[Data items]

* Begin *

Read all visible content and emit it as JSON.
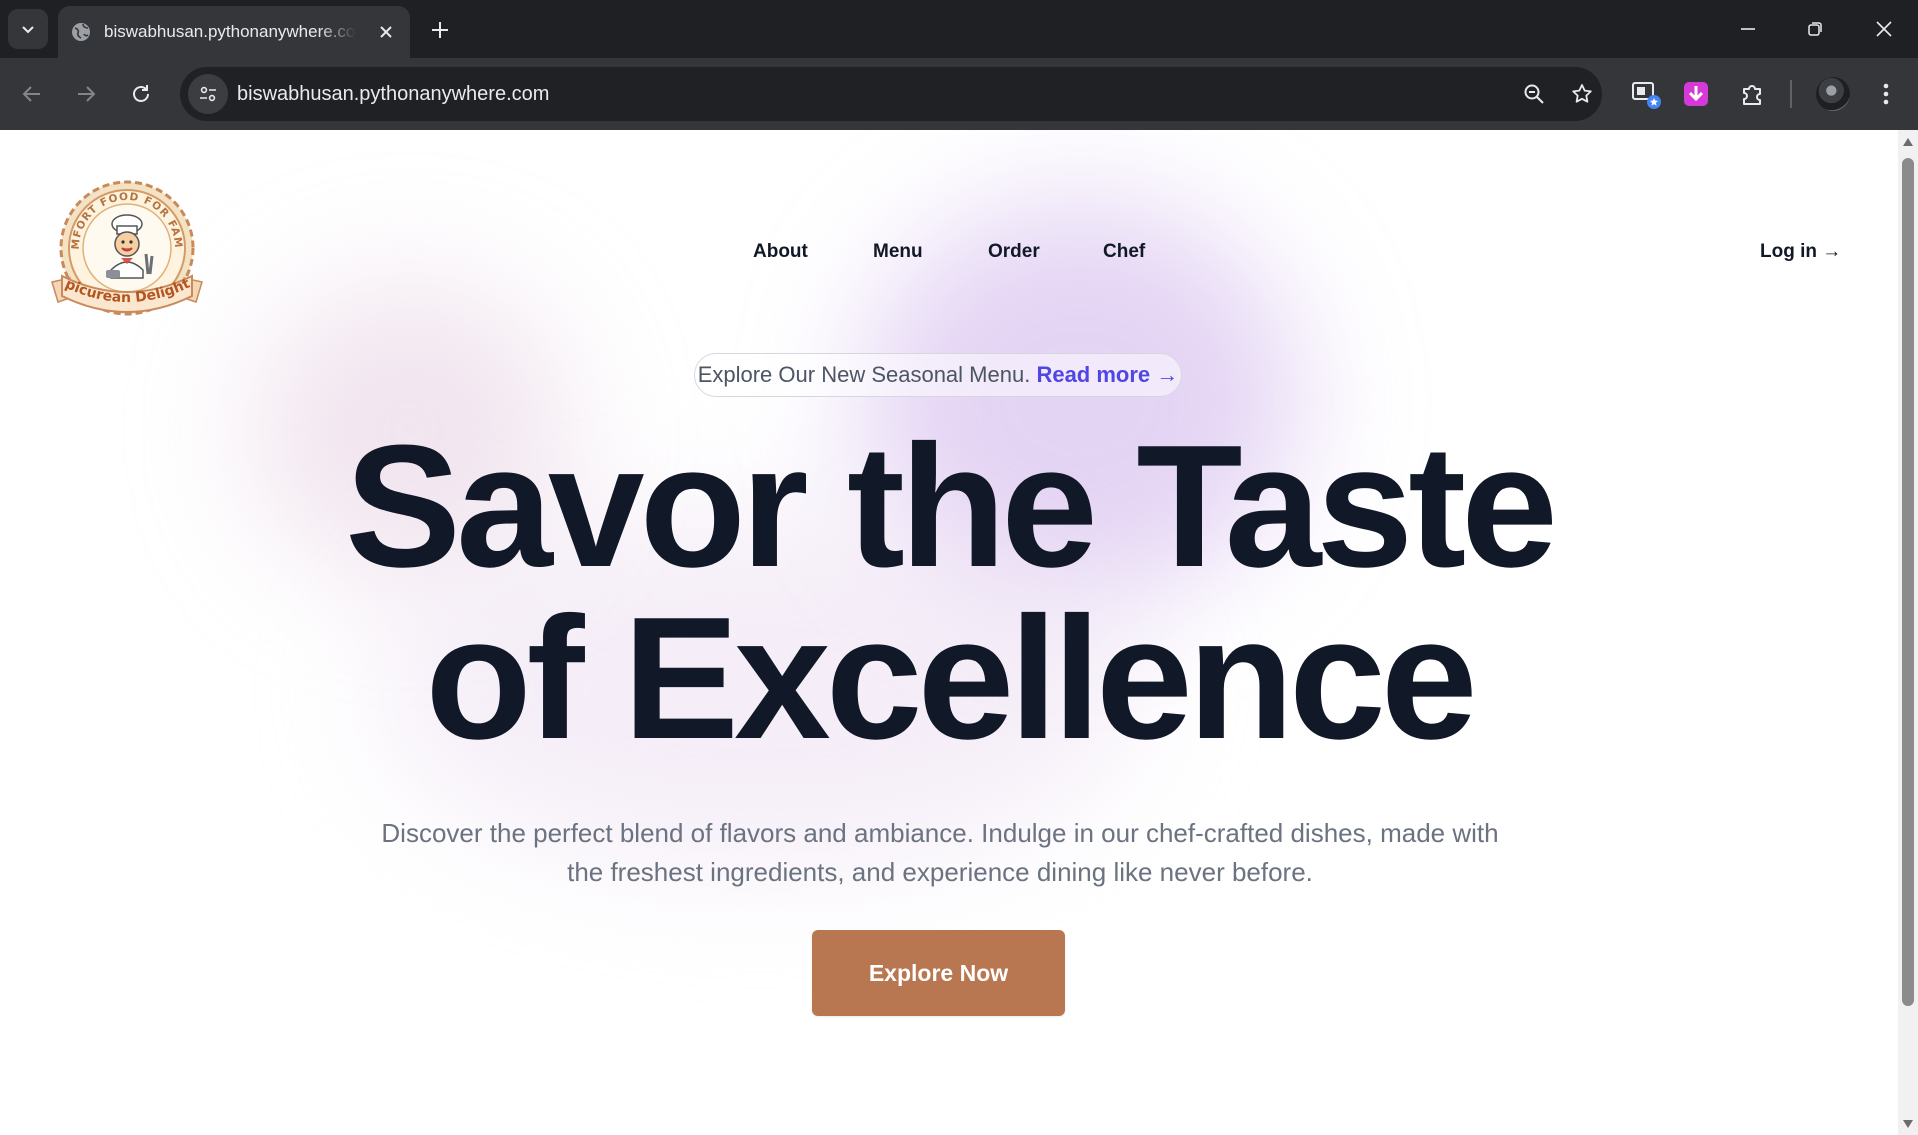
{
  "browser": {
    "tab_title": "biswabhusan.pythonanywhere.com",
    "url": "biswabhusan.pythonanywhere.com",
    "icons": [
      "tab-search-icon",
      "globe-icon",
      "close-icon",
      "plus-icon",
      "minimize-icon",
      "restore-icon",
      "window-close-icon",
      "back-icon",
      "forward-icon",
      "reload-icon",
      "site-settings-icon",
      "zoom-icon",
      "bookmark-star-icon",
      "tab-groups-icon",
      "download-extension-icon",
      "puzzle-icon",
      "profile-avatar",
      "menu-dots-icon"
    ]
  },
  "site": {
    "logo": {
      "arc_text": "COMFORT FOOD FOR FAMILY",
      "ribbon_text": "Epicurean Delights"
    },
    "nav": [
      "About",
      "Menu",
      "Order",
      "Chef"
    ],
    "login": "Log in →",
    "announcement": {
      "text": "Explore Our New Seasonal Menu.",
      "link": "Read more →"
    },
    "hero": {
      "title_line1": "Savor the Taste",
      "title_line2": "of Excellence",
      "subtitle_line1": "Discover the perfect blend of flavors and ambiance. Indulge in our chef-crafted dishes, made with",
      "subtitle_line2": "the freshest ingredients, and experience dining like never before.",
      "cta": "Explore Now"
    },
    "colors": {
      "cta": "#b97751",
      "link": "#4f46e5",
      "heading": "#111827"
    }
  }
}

* End *
* Begin *

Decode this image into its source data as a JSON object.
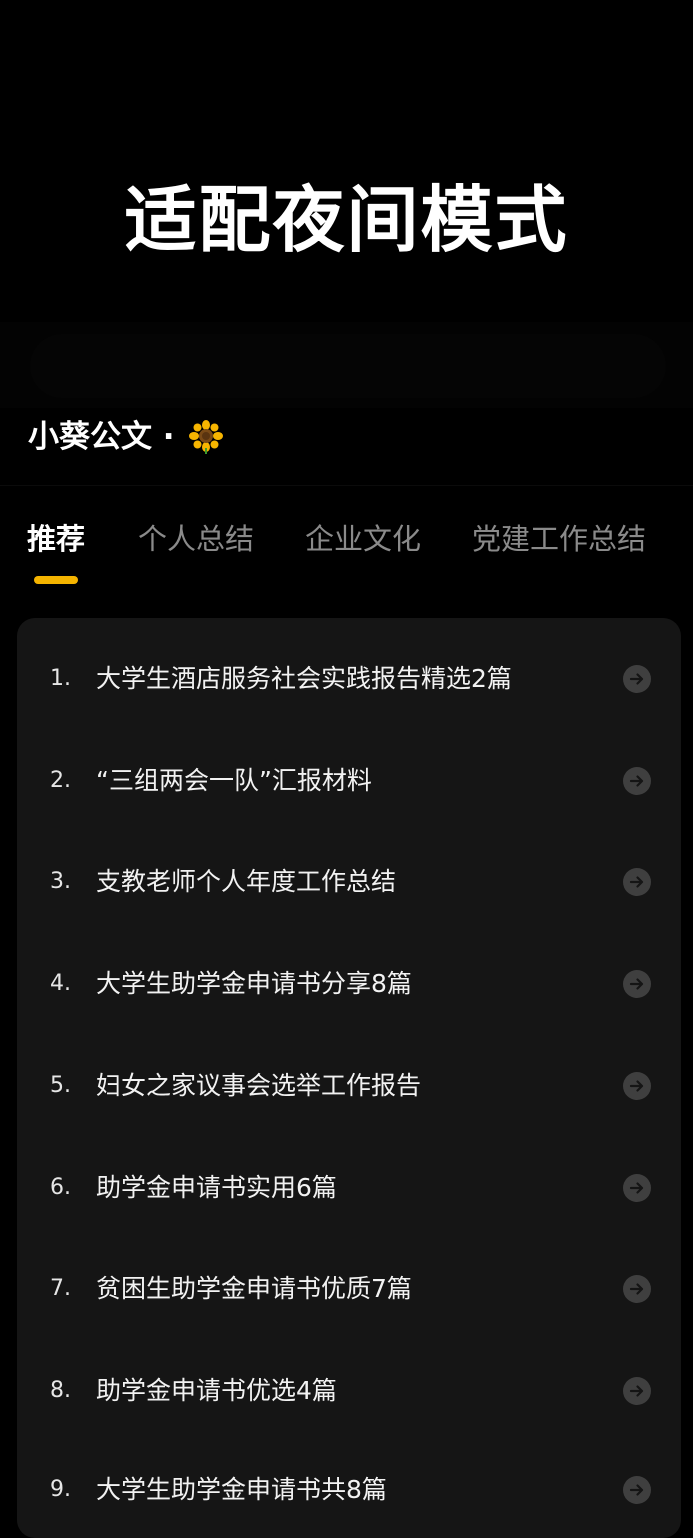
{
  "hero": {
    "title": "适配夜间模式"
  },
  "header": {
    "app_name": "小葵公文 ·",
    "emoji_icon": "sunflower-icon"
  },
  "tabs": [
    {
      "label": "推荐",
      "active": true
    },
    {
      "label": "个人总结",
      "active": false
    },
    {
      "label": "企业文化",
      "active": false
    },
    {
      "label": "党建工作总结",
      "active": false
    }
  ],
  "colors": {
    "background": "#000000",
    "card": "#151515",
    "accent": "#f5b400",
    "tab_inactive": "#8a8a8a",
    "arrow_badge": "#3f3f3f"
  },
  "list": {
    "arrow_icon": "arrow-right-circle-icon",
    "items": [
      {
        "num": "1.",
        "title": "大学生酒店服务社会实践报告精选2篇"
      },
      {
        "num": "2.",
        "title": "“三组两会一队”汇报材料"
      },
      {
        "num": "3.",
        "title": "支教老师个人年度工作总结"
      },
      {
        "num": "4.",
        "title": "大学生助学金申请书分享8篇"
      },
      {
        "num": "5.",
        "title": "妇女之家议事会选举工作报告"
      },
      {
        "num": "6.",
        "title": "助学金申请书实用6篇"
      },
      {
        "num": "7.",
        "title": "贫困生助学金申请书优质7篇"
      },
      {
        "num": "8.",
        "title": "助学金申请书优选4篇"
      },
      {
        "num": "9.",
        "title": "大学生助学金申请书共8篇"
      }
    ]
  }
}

* End *

**STATED GOAL:** Search the preceding listing for the word "label" and pull out every line that holds it.

**EXERCISE OUTPUT:**
      "label": "推荐",
      "label": "个人总结",
      "label": "企业文化",
      "label": "党建工作总结",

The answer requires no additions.